Find every line in the records that holds the string "colonies". Copy each one.
[START Data section]
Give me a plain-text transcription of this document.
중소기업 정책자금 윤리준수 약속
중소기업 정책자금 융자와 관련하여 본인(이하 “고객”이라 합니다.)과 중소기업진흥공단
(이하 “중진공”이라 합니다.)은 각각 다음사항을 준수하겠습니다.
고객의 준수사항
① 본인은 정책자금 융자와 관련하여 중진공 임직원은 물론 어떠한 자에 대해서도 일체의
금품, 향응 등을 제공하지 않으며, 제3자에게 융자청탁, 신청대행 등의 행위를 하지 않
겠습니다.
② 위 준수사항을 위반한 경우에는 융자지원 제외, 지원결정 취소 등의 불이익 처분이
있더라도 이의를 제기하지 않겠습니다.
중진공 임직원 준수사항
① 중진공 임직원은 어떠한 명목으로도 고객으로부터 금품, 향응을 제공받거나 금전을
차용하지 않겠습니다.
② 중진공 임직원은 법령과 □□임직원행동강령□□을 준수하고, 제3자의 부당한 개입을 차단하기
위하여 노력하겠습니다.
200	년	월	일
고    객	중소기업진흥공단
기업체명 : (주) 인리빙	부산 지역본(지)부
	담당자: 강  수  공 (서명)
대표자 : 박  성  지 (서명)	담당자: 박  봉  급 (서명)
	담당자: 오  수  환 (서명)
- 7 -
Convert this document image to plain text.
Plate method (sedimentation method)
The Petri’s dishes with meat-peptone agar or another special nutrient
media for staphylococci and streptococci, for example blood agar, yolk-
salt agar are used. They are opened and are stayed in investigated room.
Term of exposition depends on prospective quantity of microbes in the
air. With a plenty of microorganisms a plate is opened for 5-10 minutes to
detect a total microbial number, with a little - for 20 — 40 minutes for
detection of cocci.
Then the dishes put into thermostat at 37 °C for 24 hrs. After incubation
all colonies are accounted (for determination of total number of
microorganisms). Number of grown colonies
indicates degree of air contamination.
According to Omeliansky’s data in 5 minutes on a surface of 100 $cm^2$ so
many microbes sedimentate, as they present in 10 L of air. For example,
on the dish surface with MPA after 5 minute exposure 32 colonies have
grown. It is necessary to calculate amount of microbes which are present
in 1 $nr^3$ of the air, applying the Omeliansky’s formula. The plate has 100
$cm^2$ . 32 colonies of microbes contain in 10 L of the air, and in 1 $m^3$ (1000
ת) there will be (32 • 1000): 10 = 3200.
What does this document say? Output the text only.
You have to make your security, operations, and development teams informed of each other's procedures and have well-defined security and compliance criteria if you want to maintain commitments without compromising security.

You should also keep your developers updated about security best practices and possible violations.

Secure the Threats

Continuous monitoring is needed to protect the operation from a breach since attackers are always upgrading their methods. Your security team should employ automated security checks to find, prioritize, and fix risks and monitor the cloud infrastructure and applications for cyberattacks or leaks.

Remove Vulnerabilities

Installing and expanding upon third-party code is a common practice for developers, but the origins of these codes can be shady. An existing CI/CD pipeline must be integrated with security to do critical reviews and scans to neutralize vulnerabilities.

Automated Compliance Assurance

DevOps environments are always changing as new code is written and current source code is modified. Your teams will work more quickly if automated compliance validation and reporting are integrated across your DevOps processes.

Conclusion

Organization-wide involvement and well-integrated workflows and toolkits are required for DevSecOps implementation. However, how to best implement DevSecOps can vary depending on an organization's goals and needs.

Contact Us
[END Data section]
[START Data section]
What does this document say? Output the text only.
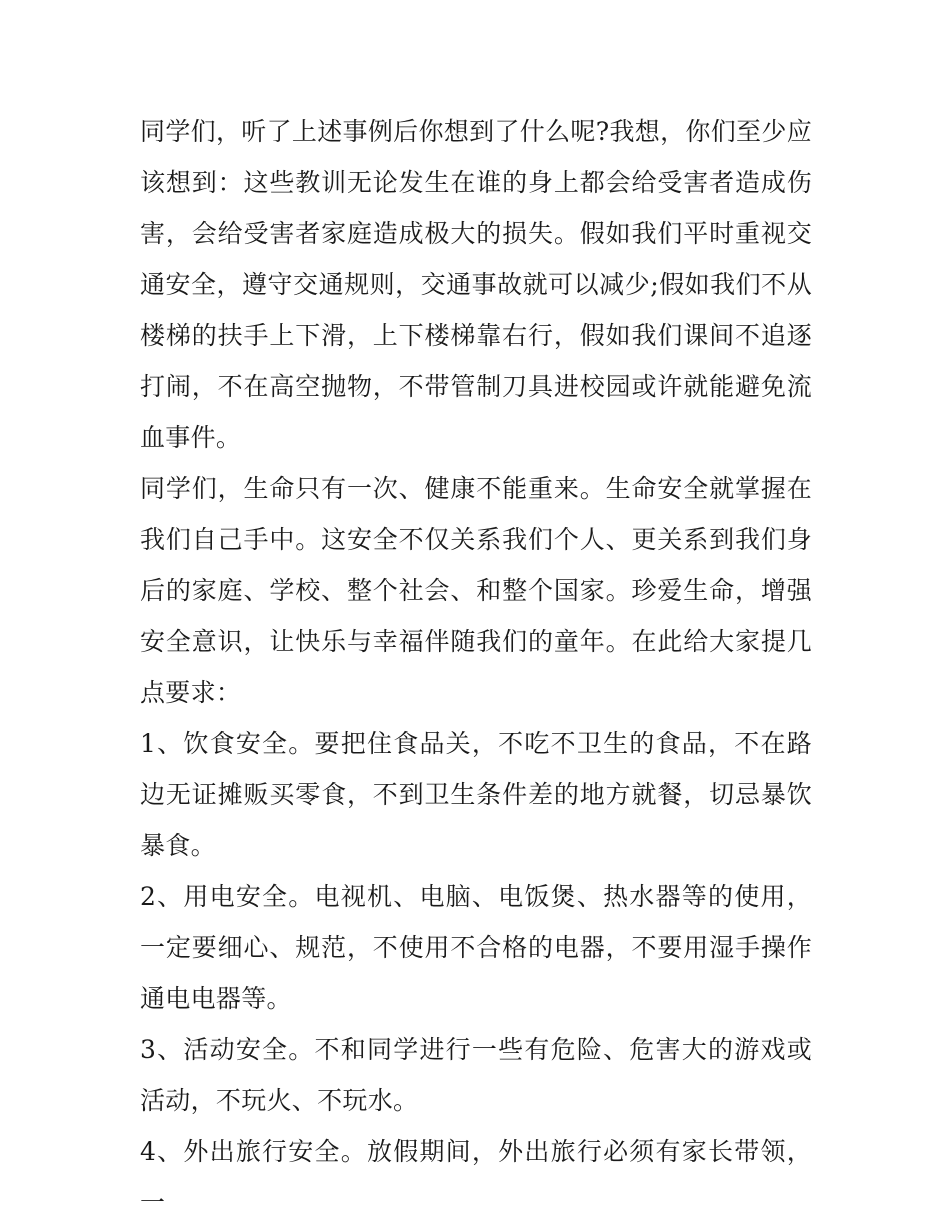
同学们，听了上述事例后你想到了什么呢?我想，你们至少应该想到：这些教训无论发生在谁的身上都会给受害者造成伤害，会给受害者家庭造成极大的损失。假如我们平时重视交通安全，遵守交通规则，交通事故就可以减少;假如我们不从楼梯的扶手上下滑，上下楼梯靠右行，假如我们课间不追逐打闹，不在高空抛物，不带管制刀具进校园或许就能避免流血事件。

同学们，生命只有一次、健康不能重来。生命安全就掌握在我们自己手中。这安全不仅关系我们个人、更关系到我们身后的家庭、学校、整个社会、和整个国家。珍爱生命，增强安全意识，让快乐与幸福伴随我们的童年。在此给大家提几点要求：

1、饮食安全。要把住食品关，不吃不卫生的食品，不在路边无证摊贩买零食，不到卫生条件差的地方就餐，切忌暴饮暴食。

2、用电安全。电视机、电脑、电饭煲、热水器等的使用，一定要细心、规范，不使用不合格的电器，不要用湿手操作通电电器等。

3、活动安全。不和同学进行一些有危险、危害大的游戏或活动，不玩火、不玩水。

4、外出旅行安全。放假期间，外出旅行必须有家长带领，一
[END Data section]
Output of the exercise:
all colonies are accounted (for determination of total number of
microorganisms). Number of grown colonies
on the dish surface with MPA after 5 minute exposure 32 colonies have
$cm^2$ . 32 colonies of microbes contain in 10 L of the air, and in 1 $m^3$ (1000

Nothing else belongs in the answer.